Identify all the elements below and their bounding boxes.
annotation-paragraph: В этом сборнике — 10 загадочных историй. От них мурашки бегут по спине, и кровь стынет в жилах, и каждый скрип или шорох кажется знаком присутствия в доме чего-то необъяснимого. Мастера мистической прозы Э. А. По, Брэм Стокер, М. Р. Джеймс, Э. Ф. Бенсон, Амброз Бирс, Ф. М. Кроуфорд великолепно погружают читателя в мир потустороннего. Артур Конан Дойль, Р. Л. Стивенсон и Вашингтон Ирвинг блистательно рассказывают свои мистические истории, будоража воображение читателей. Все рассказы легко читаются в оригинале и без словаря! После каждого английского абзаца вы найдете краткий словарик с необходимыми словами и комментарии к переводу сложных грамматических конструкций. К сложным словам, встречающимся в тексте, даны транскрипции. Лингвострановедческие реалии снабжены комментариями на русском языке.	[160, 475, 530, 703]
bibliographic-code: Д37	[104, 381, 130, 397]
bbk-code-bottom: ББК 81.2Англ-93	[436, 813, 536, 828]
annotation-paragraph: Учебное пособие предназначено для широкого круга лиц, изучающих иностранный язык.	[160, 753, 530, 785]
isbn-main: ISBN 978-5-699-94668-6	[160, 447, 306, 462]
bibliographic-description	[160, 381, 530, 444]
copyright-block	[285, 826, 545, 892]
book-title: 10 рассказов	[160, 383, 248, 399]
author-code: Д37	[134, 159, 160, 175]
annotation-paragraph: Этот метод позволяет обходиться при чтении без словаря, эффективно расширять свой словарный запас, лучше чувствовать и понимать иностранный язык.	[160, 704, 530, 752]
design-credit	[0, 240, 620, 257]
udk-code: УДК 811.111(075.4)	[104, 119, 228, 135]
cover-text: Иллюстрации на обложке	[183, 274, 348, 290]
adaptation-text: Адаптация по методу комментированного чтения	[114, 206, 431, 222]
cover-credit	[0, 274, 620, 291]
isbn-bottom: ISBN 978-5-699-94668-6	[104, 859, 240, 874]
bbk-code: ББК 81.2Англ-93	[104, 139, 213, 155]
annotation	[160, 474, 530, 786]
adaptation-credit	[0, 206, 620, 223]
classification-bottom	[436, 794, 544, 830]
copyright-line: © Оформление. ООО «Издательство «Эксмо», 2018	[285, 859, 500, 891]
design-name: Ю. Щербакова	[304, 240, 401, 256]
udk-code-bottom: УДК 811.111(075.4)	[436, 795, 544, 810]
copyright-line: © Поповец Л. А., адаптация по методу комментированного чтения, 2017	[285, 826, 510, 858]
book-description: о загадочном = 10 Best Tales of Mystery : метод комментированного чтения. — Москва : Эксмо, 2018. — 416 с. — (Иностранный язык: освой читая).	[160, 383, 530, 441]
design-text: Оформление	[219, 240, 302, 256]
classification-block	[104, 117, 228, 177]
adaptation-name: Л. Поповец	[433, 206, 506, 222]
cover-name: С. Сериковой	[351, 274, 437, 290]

┄┄┄┄┄┄┄┄┄┄┄┄┄┄┄┄┄┄┄┄

Please rewrite the items above, swapping each "annotation-paragraph" for "summary-paragraph" and leaving everything else unchanged.

Identify all the elements below and their bounding boxes.
summary-paragraph: В этом сборнике — 10 загадочных историй. От них мурашки бегут по спине, и кровь стынет в жилах, и каждый скрип или шорох кажется знаком присутствия в доме чего-то необъяснимого. Мастера мистической прозы Э. А. По, Брэм Стокер, М. Р. Джеймс, Э. Ф. Бенсон, Амброз Бирс, Ф. М. Кроуфорд великолепно погружают читателя в мир потустороннего. Артур Конан Дойль, Р. Л. Стивенсон и Вашингтон Ирвинг блистательно рассказывают свои мистические истории, будоража воображение читателей. Все рассказы легко читаются в оригинале и без словаря! После каждого английского абзаца вы найдете краткий словарик с необходимыми словами и комментарии к переводу сложных грамматических конструкций. К сложным словам, встречающимся в тексте, даны транскрипции. Лингвострановедческие реалии снабжены комментариями на русском языке.	[160, 475, 530, 703]
bibliographic-code: Д37	[104, 381, 130, 397]
bbk-code-bottom: ББК 81.2Англ-93	[436, 813, 536, 828]
summary-paragraph: Учебное пособие предназначено для широкого круга лиц, изучающих иностранный язык.	[160, 753, 530, 785]
isbn-main: ISBN 978-5-699-94668-6	[160, 447, 306, 462]
bibliographic-description	[160, 381, 530, 444]
copyright-block	[285, 826, 545, 892]
book-title: 10 рассказов	[160, 383, 248, 399]
author-code: Д37	[134, 159, 160, 175]
summary-paragraph: Этот метод позволяет обходиться при чтении без словаря, эффективно расширять свой словарный запас, лучше чувствовать и понимать иностранный язык.	[160, 704, 530, 752]
design-credit	[0, 240, 620, 257]
udk-code: УДК 811.111(075.4)	[104, 119, 228, 135]
cover-text: Иллюстрации на обложке	[183, 274, 348, 290]
adaptation-text: Адаптация по методу комментированного чтения	[114, 206, 431, 222]
cover-credit	[0, 274, 620, 291]
isbn-bottom: ISBN 978-5-699-94668-6	[104, 859, 240, 874]
bbk-code: ББК 81.2Англ-93	[104, 139, 213, 155]
annotation	[160, 474, 530, 786]
adaptation-credit	[0, 206, 620, 223]
classification-bottom	[436, 794, 544, 830]
copyright-line: © Оформление. ООО «Издательство «Эксмо», 2018	[285, 859, 500, 891]
design-name: Ю. Щербакова	[304, 240, 401, 256]
udk-code-bottom: УДК 811.111(075.4)	[436, 795, 544, 810]
copyright-line: © Поповец Л. А., адаптация по методу комментированного чтения, 2017	[285, 826, 510, 858]
book-description: о загадочном = 10 Best Tales of Mystery : метод комментированного чтения. — Москва : Эксмо, 2018. — 416 с. — (Иностранный язык: освой читая).	[160, 383, 530, 441]
design-text: Оформление	[219, 240, 302, 256]
classification-block	[104, 117, 228, 177]
adaptation-name: Л. Поповец	[433, 206, 506, 222]
cover-name: С. Сериковой	[351, 274, 437, 290]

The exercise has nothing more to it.